_RECORDS FOR THIS EXERCISE:_

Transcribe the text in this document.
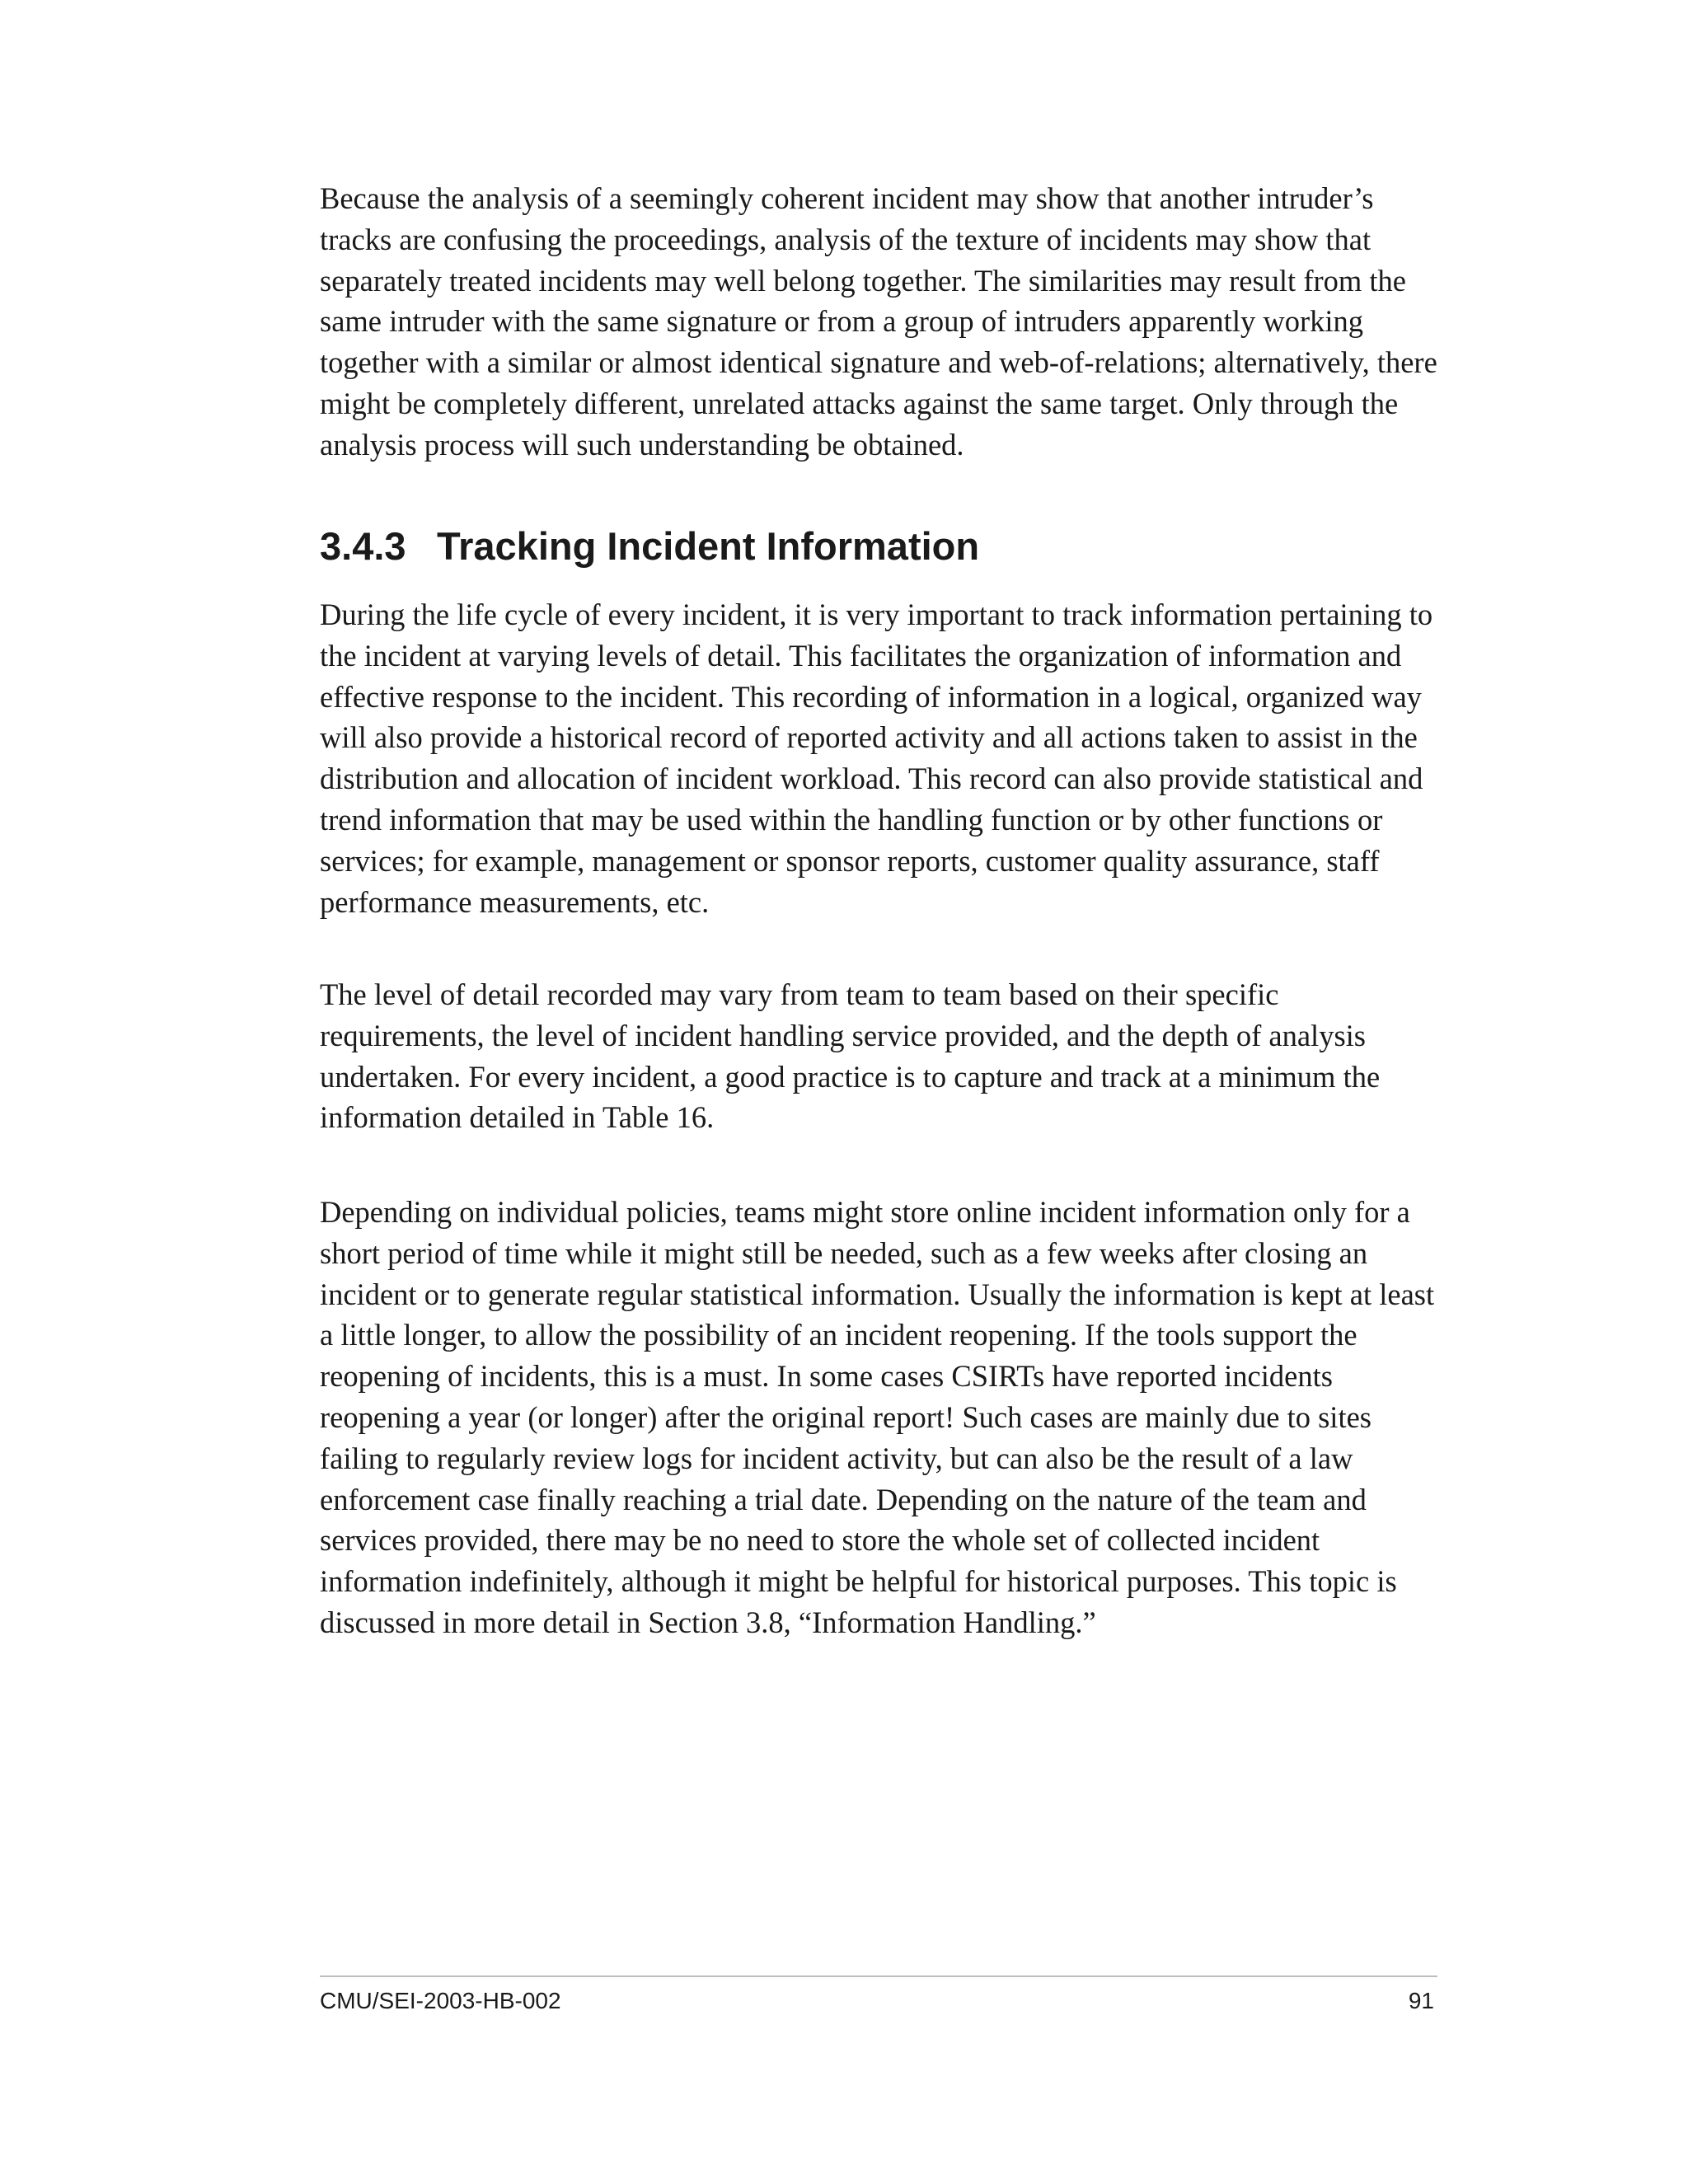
Because the analysis of a seemingly coherent incident may show that another intruder’s
tracks are confusing the proceedings, analysis of the texture of incidents may show that
separately treated incidents may well belong together. The similarities may result from the
same intruder with the same signature or from a group of intruders apparently working
together with a similar or almost identical signature and web-of-relations; alternatively, there
might be completely different, unrelated attacks against the same target. Only through the
analysis process will such understanding be obtained.

3.4.3 Tracking Incident Information

During the life cycle of every incident, it is very important to track information pertaining to
the incident at varying levels of detail. This facilitates the organization of information and
effective response to the incident. This recording of information in a logical, organized way
will also provide a historical record of reported activity and all actions taken to assist in the
distribution and allocation of incident workload. This record can also provide statistical and
trend information that may be used within the handling function or by other functions or
services; for example, management or sponsor reports, customer quality assurance, staff
performance measurements, etc.

The level of detail recorded may vary from team to team based on their specific
requirements, the level of incident handling service provided, and the depth of analysis
undertaken. For every incident, a good practice is to capture and track at a minimum the
information detailed in Table 16.

Depending on individual policies, teams might store online incident information only for a
short period of time while it might still be needed, such as a few weeks after closing an
incident or to generate regular statistical information. Usually the information is kept at least
a little longer, to allow the possibility of an incident reopening. If the tools support the
reopening of incidents, this is a must. In some cases CSIRTs have reported incidents
reopening a year (or longer) after the original report! Such cases are mainly due to sites
failing to regularly review logs for incident activity, but can also be the result of a law
enforcement case finally reaching a trial date. Depending on the nature of the team and
services provided, there may be no need to store the whole set of collected incident
information indefinitely, although it might be helpful for historical purposes. This topic is
discussed in more detail in Section 3.8, “Information Handling.”

CMU/SEI-2003-HB-002	91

_EXERCISE PROMPT:_ Repeat each record exactly, with the pictures left out.

_OUTPUT:_
Transcribe the text in this document.
Because the analysis of a seemingly coherent incident may show that another intruder’s
tracks are confusing the proceedings, analysis of the texture of incidents may show that
separately treated incidents may well belong together. The similarities may result from the
same intruder with the same signature or from a group of intruders apparently working
together with a similar or almost identical signature and web-of-relations; alternatively, there
might be completely different, unrelated attacks against the same target. Only through the
analysis process will such understanding be obtained.

3.4.3 Tracking Incident Information

During the life cycle of every incident, it is very important to track information pertaining to
the incident at varying levels of detail. This facilitates the organization of information and
effective response to the incident. This recording of information in a logical, organized way
will also provide a historical record of reported activity and all actions taken to assist in the
distribution and allocation of incident workload. This record can also provide statistical and
trend information that may be used within the handling function or by other functions or
services; for example, management or sponsor reports, customer quality assurance, staff
performance measurements, etc.

The level of detail recorded may vary from team to team based on their specific
requirements, the level of incident handling service provided, and the depth of analysis
undertaken. For every incident, a good practice is to capture and track at a minimum the
information detailed in Table 16.

Depending on individual policies, teams might store online incident information only for a
short period of time while it might still be needed, such as a few weeks after closing an
incident or to generate regular statistical information. Usually the information is kept at least
a little longer, to allow the possibility of an incident reopening. If the tools support the
reopening of incidents, this is a must. In some cases CSIRTs have reported incidents
reopening a year (or longer) after the original report! Such cases are mainly due to sites
failing to regularly review logs for incident activity, but can also be the result of a law
enforcement case finally reaching a trial date. Depending on the nature of the team and
services provided, there may be no need to store the whole set of collected incident
information indefinitely, although it might be helpful for historical purposes. This topic is
discussed in more detail in Section 3.8, “Information Handling.”

CMU/SEI-2003-HB-002	91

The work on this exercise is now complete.